**TASK BRIEF**: Your task is to copy the material exactly.

--- begin EXTRACTED INFORMATION ---

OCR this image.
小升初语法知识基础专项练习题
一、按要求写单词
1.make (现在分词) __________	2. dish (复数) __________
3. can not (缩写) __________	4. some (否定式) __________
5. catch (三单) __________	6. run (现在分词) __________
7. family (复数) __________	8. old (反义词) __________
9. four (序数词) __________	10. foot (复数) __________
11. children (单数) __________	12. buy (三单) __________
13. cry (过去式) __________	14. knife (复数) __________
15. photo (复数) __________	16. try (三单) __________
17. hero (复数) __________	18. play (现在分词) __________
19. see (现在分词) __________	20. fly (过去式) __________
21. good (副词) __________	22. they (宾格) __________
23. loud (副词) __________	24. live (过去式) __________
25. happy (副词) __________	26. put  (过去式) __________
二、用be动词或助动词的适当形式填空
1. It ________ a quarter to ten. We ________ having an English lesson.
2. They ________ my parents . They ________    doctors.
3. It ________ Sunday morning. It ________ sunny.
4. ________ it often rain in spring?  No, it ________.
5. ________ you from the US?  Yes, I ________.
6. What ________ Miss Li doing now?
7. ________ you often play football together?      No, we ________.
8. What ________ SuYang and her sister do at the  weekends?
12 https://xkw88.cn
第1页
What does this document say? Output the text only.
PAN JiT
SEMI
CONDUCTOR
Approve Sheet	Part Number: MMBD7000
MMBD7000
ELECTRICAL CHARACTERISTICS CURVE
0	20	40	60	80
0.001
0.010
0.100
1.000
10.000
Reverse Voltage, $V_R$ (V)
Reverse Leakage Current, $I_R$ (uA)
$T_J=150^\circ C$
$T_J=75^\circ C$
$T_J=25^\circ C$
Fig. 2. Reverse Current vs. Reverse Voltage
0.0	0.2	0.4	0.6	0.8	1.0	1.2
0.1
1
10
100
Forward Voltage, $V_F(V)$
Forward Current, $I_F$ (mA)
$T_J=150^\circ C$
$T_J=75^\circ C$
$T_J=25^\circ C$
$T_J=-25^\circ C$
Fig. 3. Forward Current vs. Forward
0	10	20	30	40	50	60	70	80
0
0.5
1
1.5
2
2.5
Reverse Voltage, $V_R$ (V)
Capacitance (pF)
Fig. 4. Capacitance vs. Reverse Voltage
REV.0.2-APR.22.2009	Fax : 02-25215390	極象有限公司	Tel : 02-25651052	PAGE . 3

--- end EXTRACTED INFORMATION ---

**EXERCISE SOLUTION**:
OCR this image.
小升初语法知识基础专项练习题
一、按要求写单词
1.make (现在分词) __________	2. dish (复数) __________
3. can not (缩写) __________	4. some (否定式) __________
5. catch (三单) __________	6. run (现在分词) __________
7. family (复数) __________	8. old (反义词) __________
9. four (序数词) __________	10. foot (复数) __________
11. children (单数) __________	12. buy (三单) __________
13. cry (过去式) __________	14. knife (复数) __________
15. photo (复数) __________	16. try (三单) __________
17. hero (复数) __________	18. play (现在分词) __________
19. see (现在分词) __________	20. fly (过去式) __________
21. good (副词) __________	22. they (宾格) __________
23. loud (副词) __________	24. live (过去式) __________
25. happy (副词) __________	26. put  (过去式) __________
二、用be动词或助动词的适当形式填空
1. It ________ a quarter to ten. We ________ having an English lesson.
2. They ________ my parents . They ________    doctors.
3. It ________ Sunday morning. It ________ sunny.
4. ________ it often rain in spring?  No, it ________.
5. ________ you from the US?  Yes, I ________.
6. What ________ Miss Li doing now?
7. ________ you often play football together?      No, we ________.
8. What ________ SuYang and her sister do at the  weekends?
12 https://xkw88.cn
第1页
What does this document say? Output the text only.
PAN JiT
SEMI
CONDUCTOR
Approve Sheet	Part Number: MMBD7000
MMBD7000
ELECTRICAL CHARACTERISTICS CURVE
0	20	40	60	80
0.001
0.010
0.100
1.000
10.000
Reverse Voltage, $V_R$ (V)
Reverse Leakage Current, $I_R$ (uA)
$T_J=150^\circ C$
$T_J=75^\circ C$
$T_J=25^\circ C$
Fig. 2. Reverse Current vs. Reverse Voltage
0.0	0.2	0.4	0.6	0.8	1.0	1.2
0.1
1
10
100
Forward Voltage, $V_F(V)$
Forward Current, $I_F$ (mA)
$T_J=150^\circ C$
$T_J=75^\circ C$
$T_J=25^\circ C$
$T_J=-25^\circ C$
Fig. 3. Forward Current vs. Forward
0	10	20	30	40	50	60	70	80
0
0.5
1
1.5
2
2.5
Reverse Voltage, $V_R$ (V)
Capacitance (pF)
Fig. 4. Capacitance vs. Reverse Voltage
REV.0.2-APR.22.2009	Fax : 02-25215390	極象有限公司	Tel : 02-25651052	PAGE . 3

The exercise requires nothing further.